Report how many lines in the records below contain the word "mail". Give only the number.

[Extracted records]
_ _ _ _ _
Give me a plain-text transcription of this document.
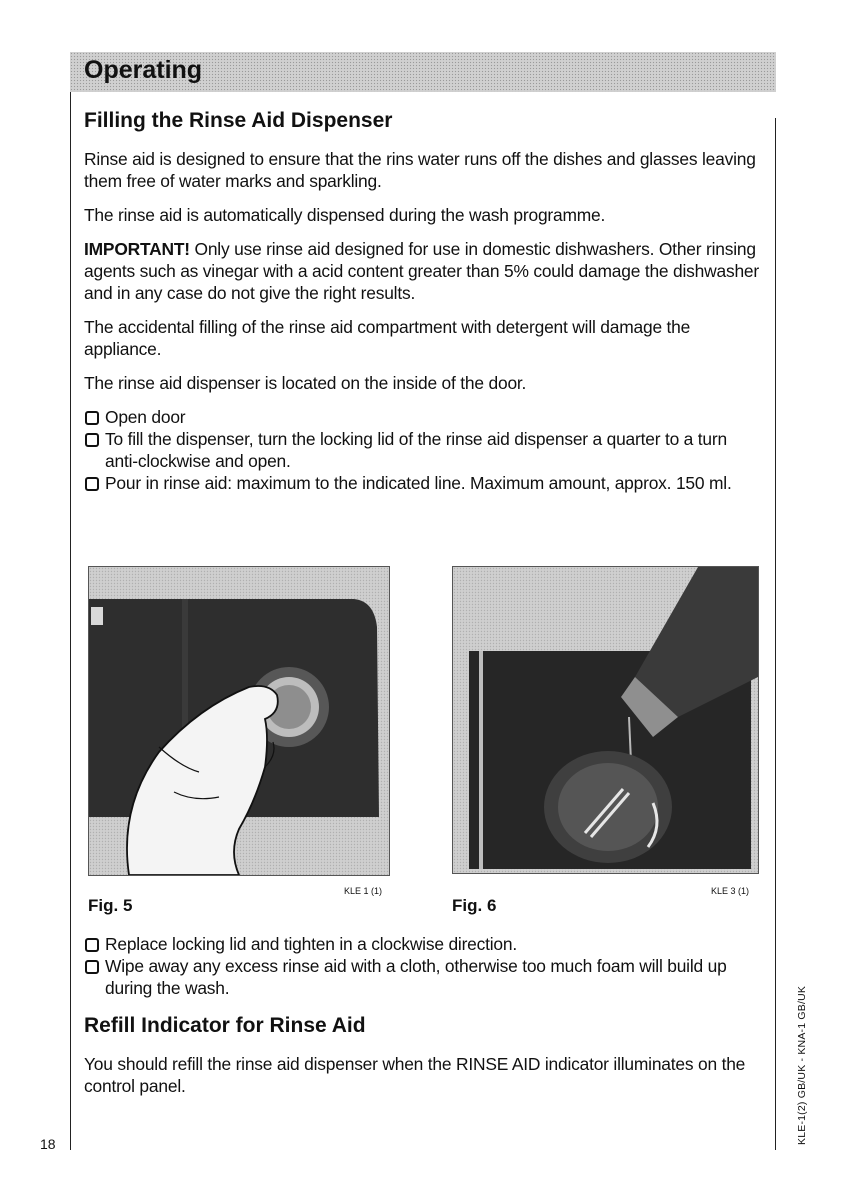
Operating
Filling the Rinse Aid Dispenser

Rinse aid is designed to ensure that the rins water runs off the dishes and glasses leaving them free of water marks and sparkling.

The rinse aid is automatically dispensed during the wash programme.

IMPORTANT! Only use rinse aid designed for use in domestic dishwashers. Other rinsing agents such as vinegar with a acid content greater than 5% could damage the dishwasher and in any case do not give the right results.

The accidental filling of the rinse aid compartment with detergent will damage the appliance.

The rinse aid dispenser is located on the inside of the door.

Open door
To fill the dispenser, turn the locking lid of the rinse aid dispenser a quarter to a turn anti-clockwise and open.
Pour in rinse aid: maximum to the indicated line. Maximum amount, approx. 150 ml.
Fig. 5
KLE 1 (1)
Fig. 6
KLE 3 (1)
Replace locking lid and tighten in a clockwise direction.
Wipe away any excess rinse aid with a cloth, otherwise too much foam will build up during the wash.
Refill Indicator for Rinse Aid

You should refill the rinse aid dispenser when the RINSE AID indicator illuminates on the control panel.

18	KLE-1(2) GB/UK - KNA-1 GB/UK
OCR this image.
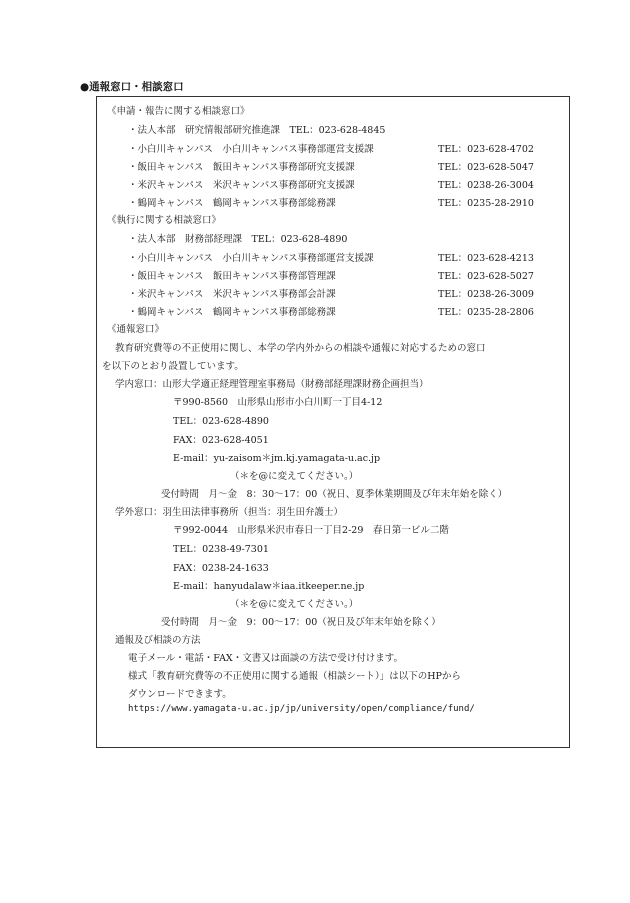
●通報窓口・相談窓口
《申請・報告に関する相談窓口》
・法人本部　研究情報部研究推進課　TEL：023-628-4845
・小白川キャンパス　小白川キャンパス事務部運営支援課	TEL：023-628-4702
・飯田キャンパス　飯田キャンパス事務部研究支援課	TEL：023-628-5047
・米沢キャンパス　米沢キャンパス事務部研究支援課	TEL：0238-26-3004
・鶴岡キャンパス　鶴岡キャンパス事務部総務課	TEL：0235-28-2910
《執行に関する相談窓口》
・法人本部　財務部経理課　TEL：023-628-4890
・小白川キャンパス　小白川キャンパス事務部運営支援課	TEL：023-628-4213
・飯田キャンパス　飯田キャンパス事務部管理課	TEL：023-628-5027
・米沢キャンパス　米沢キャンパス事務部会計課	TEL：0238-26-3009
・鶴岡キャンパス　鶴岡キャンパス事務部総務課	TEL：0235-28-2806
《通報窓口》
教育研究費等の不正使用に関し、本学の学内外からの相談や通報に対応するための窓口
を以下のとおり設置しています。
学内窓口：山形大学適正経理管理室事務局（財務部経理課財務企画担当）
〒990-8560　山形県山形市小白川町一丁目4-12
TEL：023-628-4890
FAX：023-628-4051
E-mail：yu-zaisom＊jm.kj.yamagata-u.ac.jp
（＊を@に変えてください。）
受付時間　月～金　8：30～17：00（祝日、夏季休業期間及び年末年始を除く）
学外窓口：羽生田法律事務所（担当：羽生田弁護士）
〒992-0044　山形県米沢市春日一丁目2-29　春日第一ビル二階
TEL：0238-49-7301
FAX：0238-24-1633
E-mail：hanyudalaw＊iaa.itkeeper.ne.jp
（＊を@に変えてください。）
受付時間　月～金　9：00～17：00（祝日及び年末年始を除く）
通報及び相談の方法
電子メール・電話・FAX・文書又は面談の方法で受け付けます。
様式「教育研究費等の不正使用に関する通報（相談シート）」は以下のHPから
ダウンロードできます。
https://www.yamagata-u.ac.jp/jp/university/open/compliance/fund/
_ _ _ _ _
_Answer to this problem_
2